---------- Given data ----------

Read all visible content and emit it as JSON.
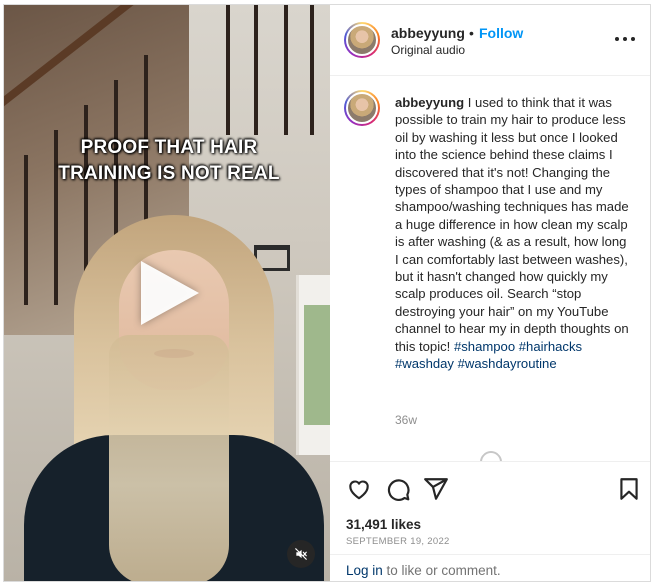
{
  "video": {
    "caption_line1": "PROOF THAT HAIR",
    "caption_line2": "TRAINING IS NOT REAL"
  },
  "header": {
    "username": "abbeyyung",
    "separator": "•",
    "follow_label": "Follow",
    "audio_label": "Original audio"
  },
  "post": {
    "username": "abbeyyung",
    "caption": "I used to think that it was possible to train my hair to produce less oil by washing it less but once I looked into the science behind these claims I discovered that it's not! Changing the types of shampoo that I use and my shampoo/washing techniques has made a huge difference in how clean my scalp is after washing (& as a result, how long I can comfortably last between washes), but it hasn't changed how quickly my scalp produces oil. Search “stop destroying your hair” on my YouTube channel to hear my in depth thoughts on this topic!",
    "hashtags": [
      "#shampoo",
      "#hairhacks",
      "#washday",
      "#washdayroutine"
    ],
    "time_ago": "36w"
  },
  "actions": {
    "likes": "31,491 likes",
    "date": "SEPTEMBER 19, 2022"
  },
  "login_bar": {
    "link_label": "Log in",
    "rest_text": " to like or comment."
  },
  "icons": {
    "heart": "heart-icon",
    "comment": "comment-icon",
    "share": "share-icon",
    "save": "bookmark-icon",
    "more": "more-options-icon",
    "play": "play-icon",
    "mute": "muted-speaker-icon"
  },
  "colors": {
    "follow_blue": "#0095f6",
    "link_navy": "#00376b",
    "muted_text": "#8e8e8e",
    "story_ring": "#d62976"
  }
}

----------

* _Exercise details_
Each record above is to be restated exactly, with its pictures removed from the copy.

* _Answer in full_
Read all visible content and emit it as JSON.
{
  "video": {
    "caption_line1": "PROOF THAT HAIR",
    "caption_line2": "TRAINING IS NOT REAL"
  },
  "header": {
    "username": "abbeyyung",
    "separator": "•",
    "follow_label": "Follow",
    "audio_label": "Original audio"
  },
  "post": {
    "username": "abbeyyung",
    "caption": "I used to think that it was possible to train my hair to produce less oil by washing it less but once I looked into the science behind these claims I discovered that it's not! Changing the types of shampoo that I use and my shampoo/washing techniques has made a huge difference in how clean my scalp is after washing (& as a result, how long I can comfortably last between washes), but it hasn't changed how quickly my scalp produces oil. Search “stop destroying your hair” on my YouTube channel to hear my in depth thoughts on this topic!",
    "hashtags": [
      "#shampoo",
      "#hairhacks",
      "#washday",
      "#washdayroutine"
    ],
    "time_ago": "36w"
  },
  "actions": {
    "likes": "31,491 likes",
    "date": "SEPTEMBER 19, 2022"
  },
  "login_bar": {
    "link_label": "Log in",
    "rest_text": " to like or comment."
  },
  "icons": {
    "heart": "heart-icon",
    "comment": "comment-icon",
    "share": "share-icon",
    "save": "bookmark-icon",
    "more": "more-options-icon",
    "play": "play-icon",
    "mute": "muted-speaker-icon"
  },
  "colors": {
    "follow_blue": "#0095f6",
    "link_navy": "#00376b",
    "muted_text": "#8e8e8e",
    "story_ring": "#d62976"
  }
}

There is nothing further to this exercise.